Recorded data:
## BEGIN

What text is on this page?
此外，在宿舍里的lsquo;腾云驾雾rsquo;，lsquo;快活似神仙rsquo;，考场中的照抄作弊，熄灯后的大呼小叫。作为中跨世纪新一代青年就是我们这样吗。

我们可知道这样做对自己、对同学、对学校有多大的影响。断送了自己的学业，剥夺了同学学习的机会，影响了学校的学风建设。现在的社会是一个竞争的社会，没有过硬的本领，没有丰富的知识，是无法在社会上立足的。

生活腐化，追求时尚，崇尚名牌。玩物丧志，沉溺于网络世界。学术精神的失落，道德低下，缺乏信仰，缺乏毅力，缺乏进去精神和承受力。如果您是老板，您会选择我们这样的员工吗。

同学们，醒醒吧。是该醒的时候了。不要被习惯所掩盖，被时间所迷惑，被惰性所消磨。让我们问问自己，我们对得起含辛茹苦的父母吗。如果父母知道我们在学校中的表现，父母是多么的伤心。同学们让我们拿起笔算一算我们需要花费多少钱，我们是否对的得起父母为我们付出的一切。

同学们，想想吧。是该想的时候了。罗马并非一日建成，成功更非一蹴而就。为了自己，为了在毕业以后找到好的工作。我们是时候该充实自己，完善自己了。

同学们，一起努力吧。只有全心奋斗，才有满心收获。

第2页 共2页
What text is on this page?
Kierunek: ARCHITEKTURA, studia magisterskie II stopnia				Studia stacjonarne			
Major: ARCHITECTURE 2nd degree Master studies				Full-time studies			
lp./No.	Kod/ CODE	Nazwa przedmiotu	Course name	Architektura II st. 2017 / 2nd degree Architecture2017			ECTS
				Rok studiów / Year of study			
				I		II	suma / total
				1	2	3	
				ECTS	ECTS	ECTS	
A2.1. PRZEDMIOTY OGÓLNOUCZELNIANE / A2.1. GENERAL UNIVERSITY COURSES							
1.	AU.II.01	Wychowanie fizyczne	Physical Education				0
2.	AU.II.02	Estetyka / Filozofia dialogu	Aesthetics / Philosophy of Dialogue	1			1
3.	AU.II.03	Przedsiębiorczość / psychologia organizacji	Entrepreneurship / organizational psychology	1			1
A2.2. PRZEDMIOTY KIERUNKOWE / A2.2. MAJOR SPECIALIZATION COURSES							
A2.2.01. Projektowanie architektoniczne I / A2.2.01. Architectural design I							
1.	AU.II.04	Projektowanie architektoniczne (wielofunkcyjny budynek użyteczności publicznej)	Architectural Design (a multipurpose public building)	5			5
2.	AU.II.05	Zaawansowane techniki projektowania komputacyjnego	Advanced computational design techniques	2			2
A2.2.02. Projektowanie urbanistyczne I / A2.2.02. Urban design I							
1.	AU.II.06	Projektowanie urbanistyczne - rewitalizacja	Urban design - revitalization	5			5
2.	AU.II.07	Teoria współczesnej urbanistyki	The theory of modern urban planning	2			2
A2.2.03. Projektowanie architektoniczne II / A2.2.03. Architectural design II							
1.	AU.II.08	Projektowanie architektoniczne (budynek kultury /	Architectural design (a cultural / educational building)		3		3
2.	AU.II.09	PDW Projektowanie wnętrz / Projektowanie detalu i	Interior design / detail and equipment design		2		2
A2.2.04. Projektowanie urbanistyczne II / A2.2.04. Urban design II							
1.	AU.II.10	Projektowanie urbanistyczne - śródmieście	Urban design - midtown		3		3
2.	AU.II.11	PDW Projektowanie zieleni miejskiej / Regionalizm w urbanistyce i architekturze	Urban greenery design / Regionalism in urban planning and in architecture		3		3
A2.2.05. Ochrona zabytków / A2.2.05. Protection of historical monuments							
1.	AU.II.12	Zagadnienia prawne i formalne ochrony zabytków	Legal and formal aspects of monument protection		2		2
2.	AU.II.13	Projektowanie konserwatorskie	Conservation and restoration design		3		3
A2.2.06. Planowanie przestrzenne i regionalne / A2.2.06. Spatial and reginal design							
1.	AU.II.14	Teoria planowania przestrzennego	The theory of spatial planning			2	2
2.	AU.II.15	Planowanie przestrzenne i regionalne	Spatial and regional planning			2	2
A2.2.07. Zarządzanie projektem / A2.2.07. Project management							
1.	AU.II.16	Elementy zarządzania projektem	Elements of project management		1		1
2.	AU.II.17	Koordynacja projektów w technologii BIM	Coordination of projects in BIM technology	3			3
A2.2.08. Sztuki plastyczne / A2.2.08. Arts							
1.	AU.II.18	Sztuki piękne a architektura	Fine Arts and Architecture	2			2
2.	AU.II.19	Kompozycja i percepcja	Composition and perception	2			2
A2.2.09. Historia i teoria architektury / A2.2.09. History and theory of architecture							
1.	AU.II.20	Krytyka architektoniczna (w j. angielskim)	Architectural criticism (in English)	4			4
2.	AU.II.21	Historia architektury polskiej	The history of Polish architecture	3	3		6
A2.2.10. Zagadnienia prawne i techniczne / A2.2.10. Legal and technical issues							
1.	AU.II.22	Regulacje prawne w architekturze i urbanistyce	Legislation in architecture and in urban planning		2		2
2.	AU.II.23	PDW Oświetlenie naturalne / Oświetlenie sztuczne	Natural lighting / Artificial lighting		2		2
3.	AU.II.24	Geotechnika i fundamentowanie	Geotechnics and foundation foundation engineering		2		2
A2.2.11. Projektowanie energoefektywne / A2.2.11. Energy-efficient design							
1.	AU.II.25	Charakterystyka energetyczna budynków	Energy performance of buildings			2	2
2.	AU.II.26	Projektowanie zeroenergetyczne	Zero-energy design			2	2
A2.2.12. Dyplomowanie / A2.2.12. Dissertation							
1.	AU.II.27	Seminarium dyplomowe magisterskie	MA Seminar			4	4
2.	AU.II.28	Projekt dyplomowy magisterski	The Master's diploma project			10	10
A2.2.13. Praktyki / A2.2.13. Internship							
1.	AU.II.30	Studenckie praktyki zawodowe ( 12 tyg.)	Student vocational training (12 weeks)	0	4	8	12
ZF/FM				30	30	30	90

## END

All of the entries should be written out again exactly.

What text is on this page?
此外，在宿舍里的lsquo;腾云驾雾rsquo;，lsquo;快活似神仙rsquo;，考场中的照抄作弊，熄灯后的大呼小叫。作为中跨世纪新一代青年就是我们这样吗。

我们可知道这样做对自己、对同学、对学校有多大的影响。断送了自己的学业，剥夺了同学学习的机会，影响了学校的学风建设。现在的社会是一个竞争的社会，没有过硬的本领，没有丰富的知识，是无法在社会上立足的。

生活腐化，追求时尚，崇尚名牌。玩物丧志，沉溺于网络世界。学术精神的失落，道德低下，缺乏信仰，缺乏毅力，缺乏进去精神和承受力。如果您是老板，您会选择我们这样的员工吗。

同学们，醒醒吧。是该醒的时候了。不要被习惯所掩盖，被时间所迷惑，被惰性所消磨。让我们问问自己，我们对得起含辛茹苦的父母吗。如果父母知道我们在学校中的表现，父母是多么的伤心。同学们让我们拿起笔算一算我们需要花费多少钱，我们是否对的得起父母为我们付出的一切。

同学们，想想吧。是该想的时候了。罗马并非一日建成，成功更非一蹴而就。为了自己，为了在毕业以后找到好的工作。我们是时候该充实自己，完善自己了。

同学们，一起努力吧。只有全心奋斗，才有满心收获。

第2页 共2页
What text is on this page?
Kierunek: ARCHITEKTURA, studia magisterskie II stopnia				Studia stacjonarne			
Major: ARCHITECTURE 2nd degree Master studies				Full-time studies			
lp./No.	Kod/ CODE	Nazwa przedmiotu	Course name	Architektura II st. 2017 / 2nd degree Architecture2017			ECTS
				Rok studiów / Year of study			
				I		II	suma / total
				1	2	3	
				ECTS	ECTS	ECTS	
A2.1. PRZEDMIOTY OGÓLNOUCZELNIANE / A2.1. GENERAL UNIVERSITY COURSES							
1.	AU.II.01	Wychowanie fizyczne	Physical Education				0
2.	AU.II.02	Estetyka / Filozofia dialogu	Aesthetics / Philosophy of Dialogue	1			1
3.	AU.II.03	Przedsiębiorczość / psychologia organizacji	Entrepreneurship / organizational psychology	1			1
A2.2. PRZEDMIOTY KIERUNKOWE / A2.2. MAJOR SPECIALIZATION COURSES							
A2.2.01. Projektowanie architektoniczne I / A2.2.01. Architectural design I							
1.	AU.II.04	Projektowanie architektoniczne (wielofunkcyjny budynek użyteczności publicznej)	Architectural Design (a multipurpose public building)	5			5
2.	AU.II.05	Zaawansowane techniki projektowania komputacyjnego	Advanced computational design techniques	2			2
A2.2.02. Projektowanie urbanistyczne I / A2.2.02. Urban design I							
1.	AU.II.06	Projektowanie urbanistyczne - rewitalizacja	Urban design - revitalization	5			5
2.	AU.II.07	Teoria współczesnej urbanistyki	The theory of modern urban planning	2			2
A2.2.03. Projektowanie architektoniczne II / A2.2.03. Architectural design II							
1.	AU.II.08	Projektowanie architektoniczne (budynek kultury /	Architectural design (a cultural / educational building)		3		3
2.	AU.II.09	PDW Projektowanie wnętrz / Projektowanie detalu i	Interior design / detail and equipment design		2		2
A2.2.04. Projektowanie urbanistyczne II / A2.2.04. Urban design II							
1.	AU.II.10	Projektowanie urbanistyczne - śródmieście	Urban design - midtown		3		3
2.	AU.II.11	PDW Projektowanie zieleni miejskiej / Regionalizm w urbanistyce i architekturze	Urban greenery design / Regionalism in urban planning and in architecture		3		3
A2.2.05. Ochrona zabytków / A2.2.05. Protection of historical monuments							
1.	AU.II.12	Zagadnienia prawne i formalne ochrony zabytków	Legal and formal aspects of monument protection		2		2
2.	AU.II.13	Projektowanie konserwatorskie	Conservation and restoration design		3		3
A2.2.06. Planowanie przestrzenne i regionalne / A2.2.06. Spatial and reginal design							
1.	AU.II.14	Teoria planowania przestrzennego	The theory of spatial planning			2	2
2.	AU.II.15	Planowanie przestrzenne i regionalne	Spatial and regional planning			2	2
A2.2.07. Zarządzanie projektem / A2.2.07. Project management							
1.	AU.II.16	Elementy zarządzania projektem	Elements of project management		1		1
2.	AU.II.17	Koordynacja projektów w technologii BIM	Coordination of projects in BIM technology	3			3
A2.2.08. Sztuki plastyczne / A2.2.08. Arts							
1.	AU.II.18	Sztuki piękne a architektura	Fine Arts and Architecture	2			2
2.	AU.II.19	Kompozycja i percepcja	Composition and perception	2			2
A2.2.09. Historia i teoria architektury / A2.2.09. History and theory of architecture							
1.	AU.II.20	Krytyka architektoniczna (w j. angielskim)	Architectural criticism (in English)	4			4
2.	AU.II.21	Historia architektury polskiej	The history of Polish architecture	3	3		6
A2.2.10. Zagadnienia prawne i techniczne / A2.2.10. Legal and technical issues							
1.	AU.II.22	Regulacje prawne w architekturze i urbanistyce	Legislation in architecture and in urban planning		2		2
2.	AU.II.23	PDW Oświetlenie naturalne / Oświetlenie sztuczne	Natural lighting / Artificial lighting		2		2
3.	AU.II.24	Geotechnika i fundamentowanie	Geotechnics and foundation foundation engineering		2		2
A2.2.11. Projektowanie energoefektywne / A2.2.11. Energy-efficient design							
1.	AU.II.25	Charakterystyka energetyczna budynków	Energy performance of buildings			2	2
2.	AU.II.26	Projektowanie zeroenergetyczne	Zero-energy design			2	2
A2.2.12. Dyplomowanie / A2.2.12. Dissertation							
1.	AU.II.27	Seminarium dyplomowe magisterskie	MA Seminar			4	4
2.	AU.II.28	Projekt dyplomowy magisterski	The Master's diploma project			10	10
A2.2.13. Praktyki / A2.2.13. Internship							
1.	AU.II.30	Studenckie praktyki zawodowe ( 12 tyg.)	Student vocational training (12 weeks)	0	4	8	12
ZF/FM				30	30	30	90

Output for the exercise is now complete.